What the task requires:
Exactly reproduce each entry, leaving out nothing.

Data:
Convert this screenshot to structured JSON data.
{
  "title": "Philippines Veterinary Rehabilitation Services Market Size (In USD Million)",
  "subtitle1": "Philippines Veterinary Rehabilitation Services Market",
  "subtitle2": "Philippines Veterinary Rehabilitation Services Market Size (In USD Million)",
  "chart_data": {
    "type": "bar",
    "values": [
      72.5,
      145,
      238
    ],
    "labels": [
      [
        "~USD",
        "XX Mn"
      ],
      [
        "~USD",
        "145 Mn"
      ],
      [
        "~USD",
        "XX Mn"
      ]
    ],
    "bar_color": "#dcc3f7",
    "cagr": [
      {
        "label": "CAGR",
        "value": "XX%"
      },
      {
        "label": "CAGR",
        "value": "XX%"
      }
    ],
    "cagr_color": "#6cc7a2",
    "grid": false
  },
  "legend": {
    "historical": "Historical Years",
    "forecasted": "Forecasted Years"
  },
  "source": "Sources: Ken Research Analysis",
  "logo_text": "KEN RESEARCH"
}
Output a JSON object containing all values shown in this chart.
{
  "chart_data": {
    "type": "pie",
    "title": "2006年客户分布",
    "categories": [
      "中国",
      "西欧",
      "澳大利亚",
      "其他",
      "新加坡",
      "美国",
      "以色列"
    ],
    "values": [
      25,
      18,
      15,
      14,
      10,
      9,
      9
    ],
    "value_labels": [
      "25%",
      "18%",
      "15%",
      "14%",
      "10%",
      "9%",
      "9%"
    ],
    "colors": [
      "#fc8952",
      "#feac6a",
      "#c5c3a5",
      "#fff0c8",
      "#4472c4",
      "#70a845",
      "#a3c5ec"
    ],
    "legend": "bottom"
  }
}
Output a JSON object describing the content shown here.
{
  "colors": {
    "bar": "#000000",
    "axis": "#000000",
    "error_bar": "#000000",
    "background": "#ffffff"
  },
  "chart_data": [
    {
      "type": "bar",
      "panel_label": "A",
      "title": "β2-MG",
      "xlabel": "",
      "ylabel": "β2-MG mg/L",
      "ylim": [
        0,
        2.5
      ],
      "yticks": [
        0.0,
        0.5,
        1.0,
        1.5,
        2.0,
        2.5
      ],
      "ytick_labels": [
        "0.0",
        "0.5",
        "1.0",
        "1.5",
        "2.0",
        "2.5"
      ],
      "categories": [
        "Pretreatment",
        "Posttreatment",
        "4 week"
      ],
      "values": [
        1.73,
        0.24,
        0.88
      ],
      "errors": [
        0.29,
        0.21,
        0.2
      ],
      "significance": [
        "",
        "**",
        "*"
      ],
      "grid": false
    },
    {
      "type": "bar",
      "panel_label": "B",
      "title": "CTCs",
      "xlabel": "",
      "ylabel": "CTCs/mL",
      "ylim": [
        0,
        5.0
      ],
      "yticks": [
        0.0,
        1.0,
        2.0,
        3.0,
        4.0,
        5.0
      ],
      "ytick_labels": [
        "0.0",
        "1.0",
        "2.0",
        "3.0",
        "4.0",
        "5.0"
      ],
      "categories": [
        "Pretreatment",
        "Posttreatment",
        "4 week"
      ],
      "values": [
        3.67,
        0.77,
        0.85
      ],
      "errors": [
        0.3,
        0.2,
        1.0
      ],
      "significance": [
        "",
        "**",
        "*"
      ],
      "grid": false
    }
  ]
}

Finished task:
Convert this screenshot to structured JSON data.
{
  "title": "Philippines Veterinary Rehabilitation Services Market Size (In USD Million)",
  "subtitle1": "Philippines Veterinary Rehabilitation Services Market",
  "subtitle2": "Philippines Veterinary Rehabilitation Services Market Size (In USD Million)",
  "chart_data": {
    "type": "bar",
    "values": [
      72.5,
      145,
      238
    ],
    "labels": [
      [
        "~USD",
        "XX Mn"
      ],
      [
        "~USD",
        "145 Mn"
      ],
      [
        "~USD",
        "XX Mn"
      ]
    ],
    "bar_color": "#dcc3f7",
    "cagr": [
      {
        "label": "CAGR",
        "value": "XX%"
      },
      {
        "label": "CAGR",
        "value": "XX%"
      }
    ],
    "cagr_color": "#6cc7a2",
    "grid": false
  },
  "legend": {
    "historical": "Historical Years",
    "forecasted": "Forecasted Years"
  },
  "source": "Sources: Ken Research Analysis",
  "logo_text": "KEN RESEARCH"
}
Output a JSON object containing all values shown in this chart.
{
  "chart_data": {
    "type": "pie",
    "title": "2006年客户分布",
    "categories": [
      "中国",
      "西欧",
      "澳大利亚",
      "其他",
      "新加坡",
      "美国",
      "以色列"
    ],
    "values": [
      25,
      18,
      15,
      14,
      10,
      9,
      9
    ],
    "value_labels": [
      "25%",
      "18%",
      "15%",
      "14%",
      "10%",
      "9%",
      "9%"
    ],
    "colors": [
      "#fc8952",
      "#feac6a",
      "#c5c3a5",
      "#fff0c8",
      "#4472c4",
      "#70a845",
      "#a3c5ec"
    ],
    "legend": "bottom"
  }
}
Output a JSON object describing the content shown here.
{
  "colors": {
    "bar": "#000000",
    "axis": "#000000",
    "error_bar": "#000000",
    "background": "#ffffff"
  },
  "chart_data": [
    {
      "type": "bar",
      "panel_label": "A",
      "title": "β2-MG",
      "xlabel": "",
      "ylabel": "β2-MG mg/L",
      "ylim": [
        0,
        2.5
      ],
      "yticks": [
        0.0,
        0.5,
        1.0,
        1.5,
        2.0,
        2.5
      ],
      "ytick_labels": [
        "0.0",
        "0.5",
        "1.0",
        "1.5",
        "2.0",
        "2.5"
      ],
      "categories": [
        "Pretreatment",
        "Posttreatment",
        "4 week"
      ],
      "values": [
        1.73,
        0.24,
        0.88
      ],
      "errors": [
        0.29,
        0.21,
        0.2
      ],
      "significance": [
        "",
        "**",
        "*"
      ],
      "grid": false
    },
    {
      "type": "bar",
      "panel_label": "B",
      "title": "CTCs",
      "xlabel": "",
      "ylabel": "CTCs/mL",
      "ylim": [
        0,
        5.0
      ],
      "yticks": [
        0.0,
        1.0,
        2.0,
        3.0,
        4.0,
        5.0
      ],
      "ytick_labels": [
        "0.0",
        "1.0",
        "2.0",
        "3.0",
        "4.0",
        "5.0"
      ],
      "categories": [
        "Pretreatment",
        "Posttreatment",
        "4 week"
      ],
      "values": [
        3.67,
        0.77,
        0.85
      ],
      "errors": [
        0.3,
        0.2,
        1.0
      ],
      "significance": [
        "",
        "**",
        "*"
      ],
      "grid": false
    }
  ]
}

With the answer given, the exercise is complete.